# [SET PROBLEM]
Find every line of the listing below where "Ready" appears, and copy it.

# [DATASET ENTRIES]
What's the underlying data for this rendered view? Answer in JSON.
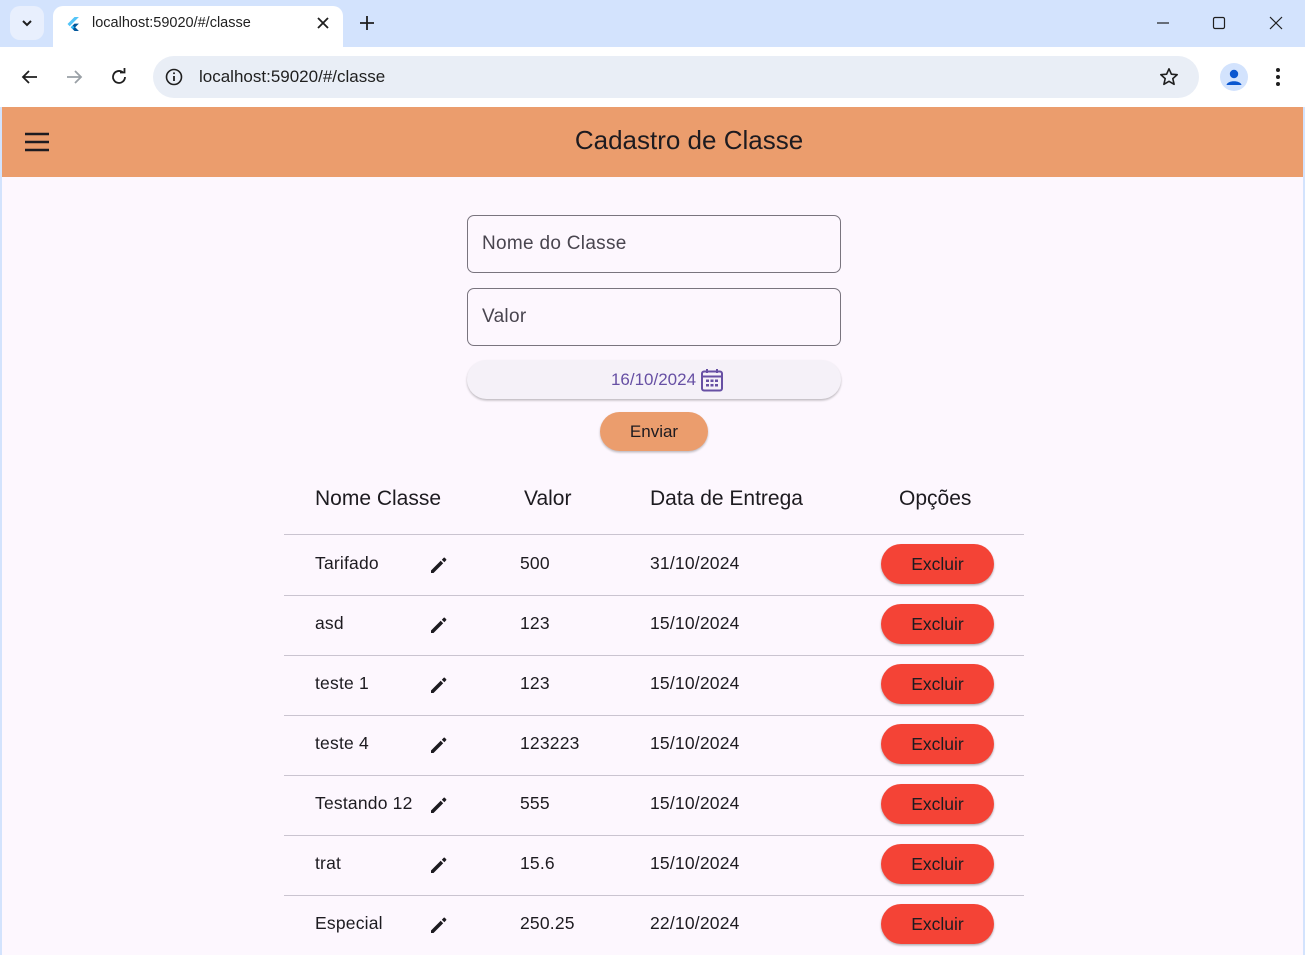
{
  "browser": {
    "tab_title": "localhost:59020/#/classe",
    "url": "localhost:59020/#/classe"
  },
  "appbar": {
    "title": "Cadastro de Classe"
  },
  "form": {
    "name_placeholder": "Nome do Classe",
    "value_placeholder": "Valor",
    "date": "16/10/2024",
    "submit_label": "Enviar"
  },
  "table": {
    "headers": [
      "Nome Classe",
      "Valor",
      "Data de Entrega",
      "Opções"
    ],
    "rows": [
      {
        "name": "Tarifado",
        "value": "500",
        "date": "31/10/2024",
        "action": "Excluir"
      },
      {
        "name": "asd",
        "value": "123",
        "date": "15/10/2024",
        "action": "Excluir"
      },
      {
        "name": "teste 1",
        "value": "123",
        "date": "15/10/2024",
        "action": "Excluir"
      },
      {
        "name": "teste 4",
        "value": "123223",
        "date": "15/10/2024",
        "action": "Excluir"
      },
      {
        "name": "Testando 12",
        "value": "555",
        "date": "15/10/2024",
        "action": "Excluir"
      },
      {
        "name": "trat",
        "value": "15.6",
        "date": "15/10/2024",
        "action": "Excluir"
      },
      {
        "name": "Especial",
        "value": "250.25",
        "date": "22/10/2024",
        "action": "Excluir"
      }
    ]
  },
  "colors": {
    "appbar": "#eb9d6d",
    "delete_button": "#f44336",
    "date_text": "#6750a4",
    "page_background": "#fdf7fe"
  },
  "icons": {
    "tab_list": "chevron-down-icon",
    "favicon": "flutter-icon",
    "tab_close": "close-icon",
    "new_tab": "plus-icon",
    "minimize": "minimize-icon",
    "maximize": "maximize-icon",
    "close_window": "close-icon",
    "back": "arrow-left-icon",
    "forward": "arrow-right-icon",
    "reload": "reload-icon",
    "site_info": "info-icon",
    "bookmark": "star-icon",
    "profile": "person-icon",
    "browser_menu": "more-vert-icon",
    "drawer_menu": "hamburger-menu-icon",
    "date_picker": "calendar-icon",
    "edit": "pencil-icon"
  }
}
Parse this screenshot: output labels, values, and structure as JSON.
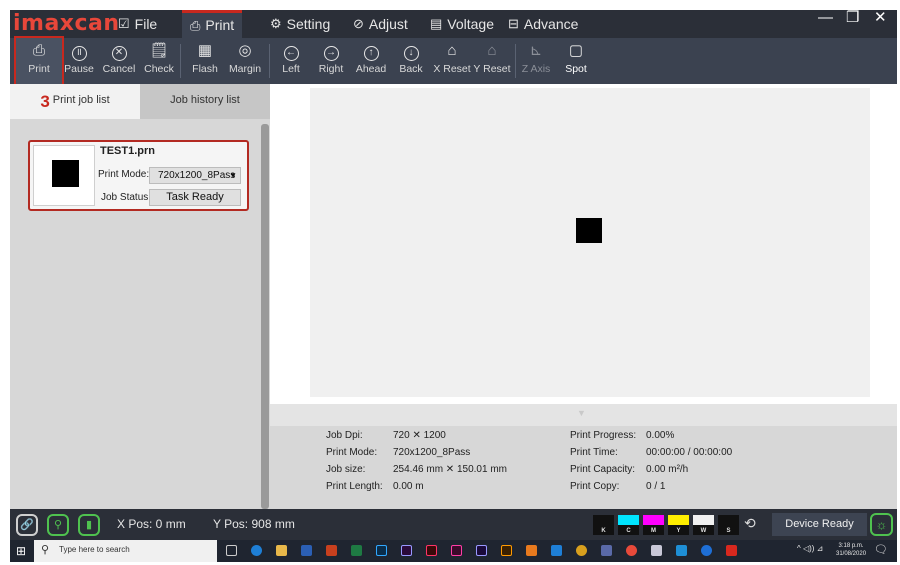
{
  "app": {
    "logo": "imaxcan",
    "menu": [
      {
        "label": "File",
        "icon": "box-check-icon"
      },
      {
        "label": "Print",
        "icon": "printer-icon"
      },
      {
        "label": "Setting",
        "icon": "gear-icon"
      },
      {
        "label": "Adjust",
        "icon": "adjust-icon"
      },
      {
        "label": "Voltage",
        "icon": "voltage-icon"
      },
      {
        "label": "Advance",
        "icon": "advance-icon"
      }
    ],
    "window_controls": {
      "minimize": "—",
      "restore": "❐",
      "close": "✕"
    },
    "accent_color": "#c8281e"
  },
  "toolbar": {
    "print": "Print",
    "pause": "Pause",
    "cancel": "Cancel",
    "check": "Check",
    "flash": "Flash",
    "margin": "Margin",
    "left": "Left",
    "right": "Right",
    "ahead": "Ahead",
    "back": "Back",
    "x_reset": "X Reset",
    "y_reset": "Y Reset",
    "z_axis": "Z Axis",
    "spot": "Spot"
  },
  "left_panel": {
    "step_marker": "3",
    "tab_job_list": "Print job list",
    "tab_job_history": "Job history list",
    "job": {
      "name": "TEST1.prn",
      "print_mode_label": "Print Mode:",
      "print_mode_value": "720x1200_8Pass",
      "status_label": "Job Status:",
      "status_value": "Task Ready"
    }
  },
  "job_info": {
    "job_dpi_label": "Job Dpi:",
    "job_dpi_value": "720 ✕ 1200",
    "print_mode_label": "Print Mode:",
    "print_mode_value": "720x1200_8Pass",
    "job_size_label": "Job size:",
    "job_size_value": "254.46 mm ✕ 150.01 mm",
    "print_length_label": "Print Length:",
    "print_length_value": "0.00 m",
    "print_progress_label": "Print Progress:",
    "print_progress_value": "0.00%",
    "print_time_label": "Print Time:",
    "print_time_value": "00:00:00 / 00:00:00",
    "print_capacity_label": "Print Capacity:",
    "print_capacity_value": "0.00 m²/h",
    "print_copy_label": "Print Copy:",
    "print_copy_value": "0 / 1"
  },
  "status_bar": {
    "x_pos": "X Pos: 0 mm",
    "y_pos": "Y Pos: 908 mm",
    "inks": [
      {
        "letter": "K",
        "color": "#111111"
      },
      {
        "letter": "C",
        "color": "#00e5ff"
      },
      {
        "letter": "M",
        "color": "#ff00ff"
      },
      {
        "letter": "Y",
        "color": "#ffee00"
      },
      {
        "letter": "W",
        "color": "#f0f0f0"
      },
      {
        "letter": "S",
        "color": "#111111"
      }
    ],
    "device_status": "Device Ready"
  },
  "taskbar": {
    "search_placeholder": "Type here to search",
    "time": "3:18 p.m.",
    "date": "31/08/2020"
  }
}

==

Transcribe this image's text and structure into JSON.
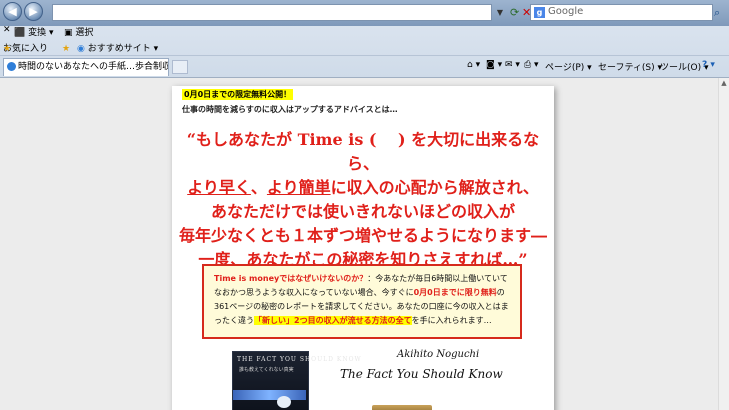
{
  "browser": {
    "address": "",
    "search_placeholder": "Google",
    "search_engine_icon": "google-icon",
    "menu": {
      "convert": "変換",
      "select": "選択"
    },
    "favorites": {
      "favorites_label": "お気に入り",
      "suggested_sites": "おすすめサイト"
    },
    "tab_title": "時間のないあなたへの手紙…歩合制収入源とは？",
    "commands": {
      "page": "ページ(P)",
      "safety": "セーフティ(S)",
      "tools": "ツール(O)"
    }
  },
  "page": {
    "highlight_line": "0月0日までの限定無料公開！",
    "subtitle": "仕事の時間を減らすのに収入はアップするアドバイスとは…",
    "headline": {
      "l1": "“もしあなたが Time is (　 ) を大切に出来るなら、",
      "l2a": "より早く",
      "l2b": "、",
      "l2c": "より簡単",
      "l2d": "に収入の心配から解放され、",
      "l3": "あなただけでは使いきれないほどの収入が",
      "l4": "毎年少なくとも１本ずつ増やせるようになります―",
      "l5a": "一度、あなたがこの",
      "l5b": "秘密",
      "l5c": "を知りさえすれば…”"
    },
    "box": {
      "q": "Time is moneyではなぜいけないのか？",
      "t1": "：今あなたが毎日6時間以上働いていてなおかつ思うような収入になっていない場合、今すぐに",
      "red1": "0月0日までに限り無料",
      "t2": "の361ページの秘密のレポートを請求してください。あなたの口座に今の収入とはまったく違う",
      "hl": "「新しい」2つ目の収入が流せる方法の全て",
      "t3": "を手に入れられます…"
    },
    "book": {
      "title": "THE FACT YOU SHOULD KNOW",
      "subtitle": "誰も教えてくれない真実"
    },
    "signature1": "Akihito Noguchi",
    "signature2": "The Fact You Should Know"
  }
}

---

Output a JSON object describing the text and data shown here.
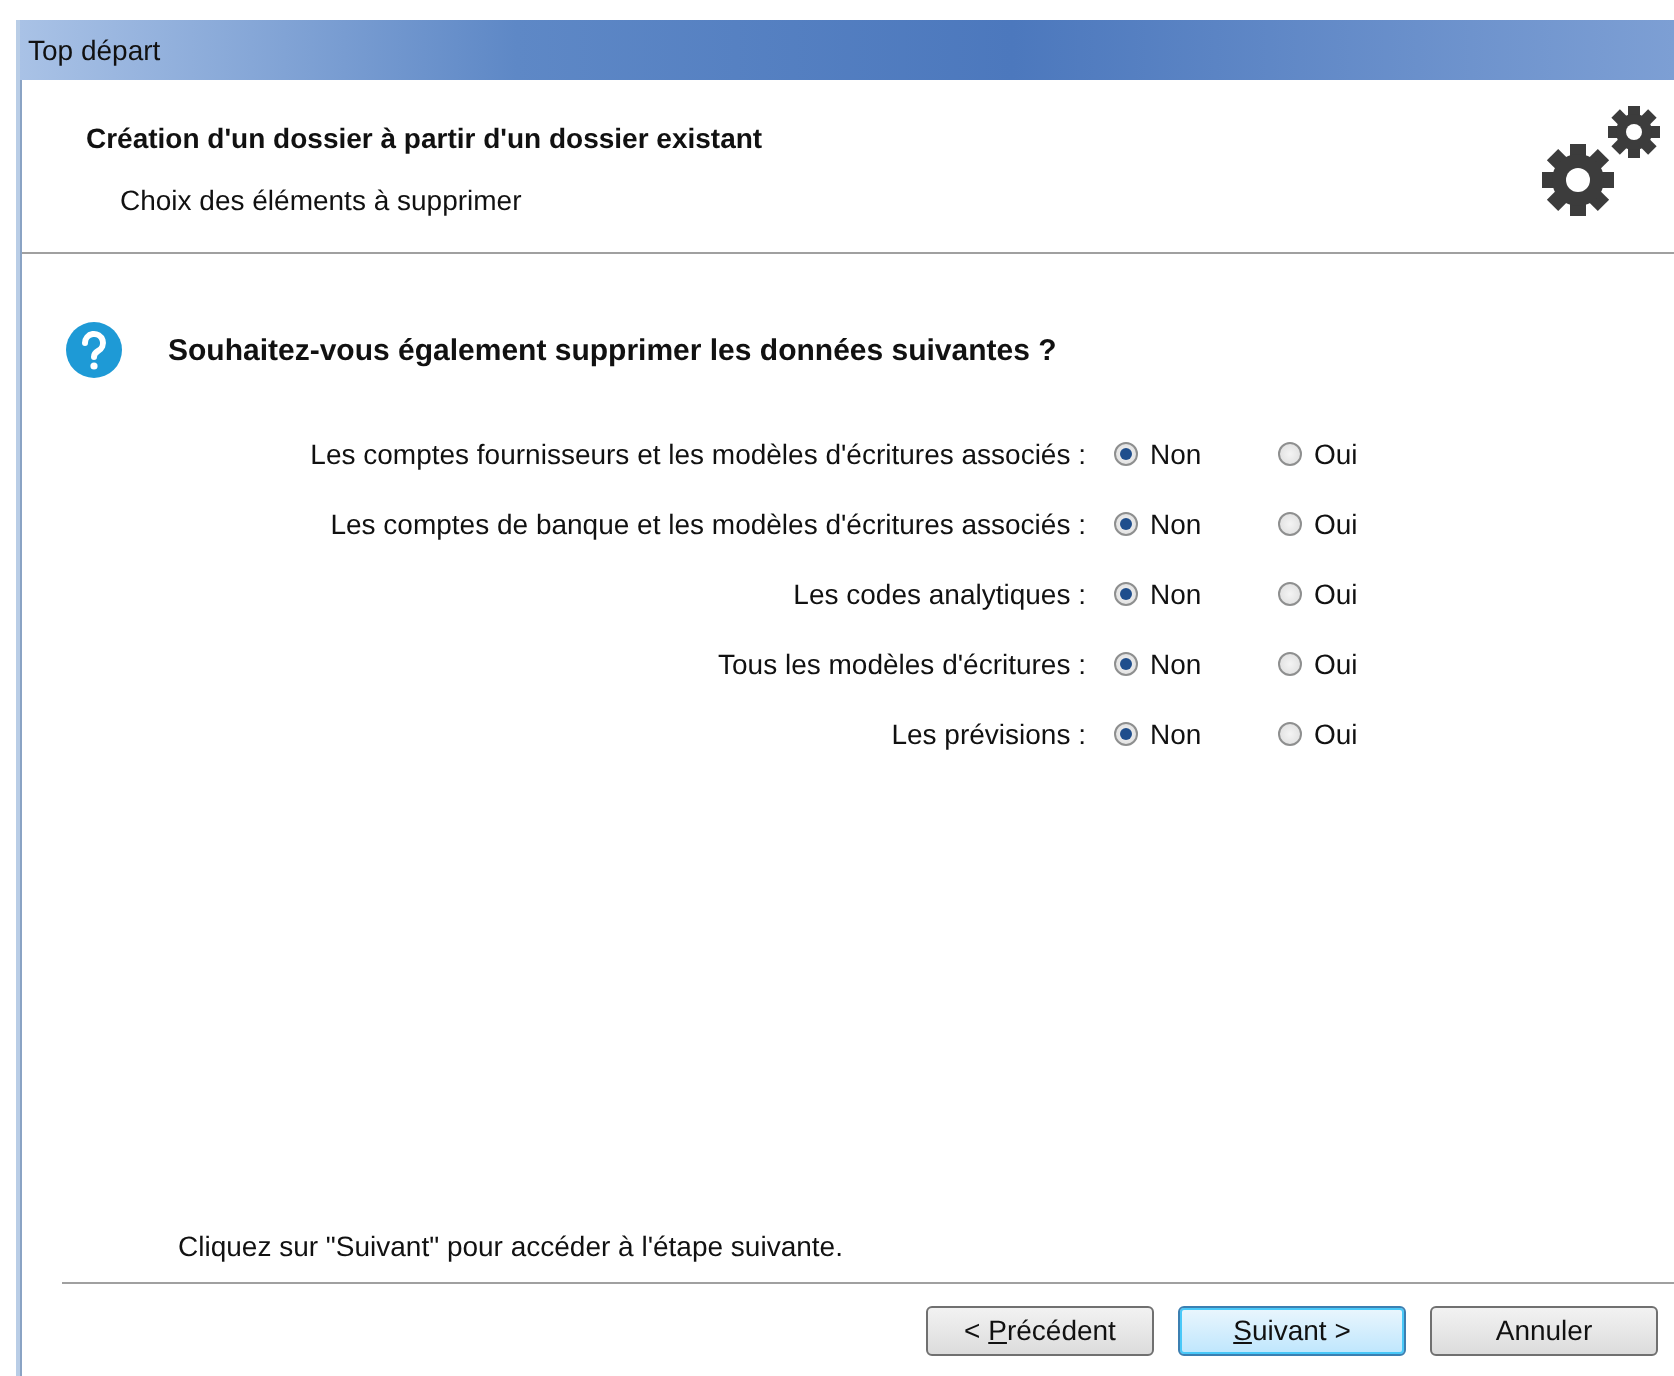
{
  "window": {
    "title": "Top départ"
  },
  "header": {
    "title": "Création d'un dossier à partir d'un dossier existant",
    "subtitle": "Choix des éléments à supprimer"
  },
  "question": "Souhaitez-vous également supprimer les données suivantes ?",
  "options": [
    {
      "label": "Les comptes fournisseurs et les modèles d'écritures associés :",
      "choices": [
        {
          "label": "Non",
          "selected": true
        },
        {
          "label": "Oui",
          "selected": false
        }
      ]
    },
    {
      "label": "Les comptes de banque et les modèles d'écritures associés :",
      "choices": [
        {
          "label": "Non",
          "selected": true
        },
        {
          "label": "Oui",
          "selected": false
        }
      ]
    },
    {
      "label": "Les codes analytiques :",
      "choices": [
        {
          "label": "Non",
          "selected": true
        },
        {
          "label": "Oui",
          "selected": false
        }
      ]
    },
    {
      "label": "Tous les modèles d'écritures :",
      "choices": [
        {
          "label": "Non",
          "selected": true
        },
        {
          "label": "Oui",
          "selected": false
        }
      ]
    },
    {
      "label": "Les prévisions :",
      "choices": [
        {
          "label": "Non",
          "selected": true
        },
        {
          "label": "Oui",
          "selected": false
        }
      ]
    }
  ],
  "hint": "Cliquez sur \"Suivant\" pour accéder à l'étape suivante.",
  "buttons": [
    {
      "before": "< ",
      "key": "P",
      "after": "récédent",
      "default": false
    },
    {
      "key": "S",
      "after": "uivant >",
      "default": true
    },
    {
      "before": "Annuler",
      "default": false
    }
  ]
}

# [RESPONSE BELOW]
      "status_value": "Task Ready"
    "device_status": "Device Ready"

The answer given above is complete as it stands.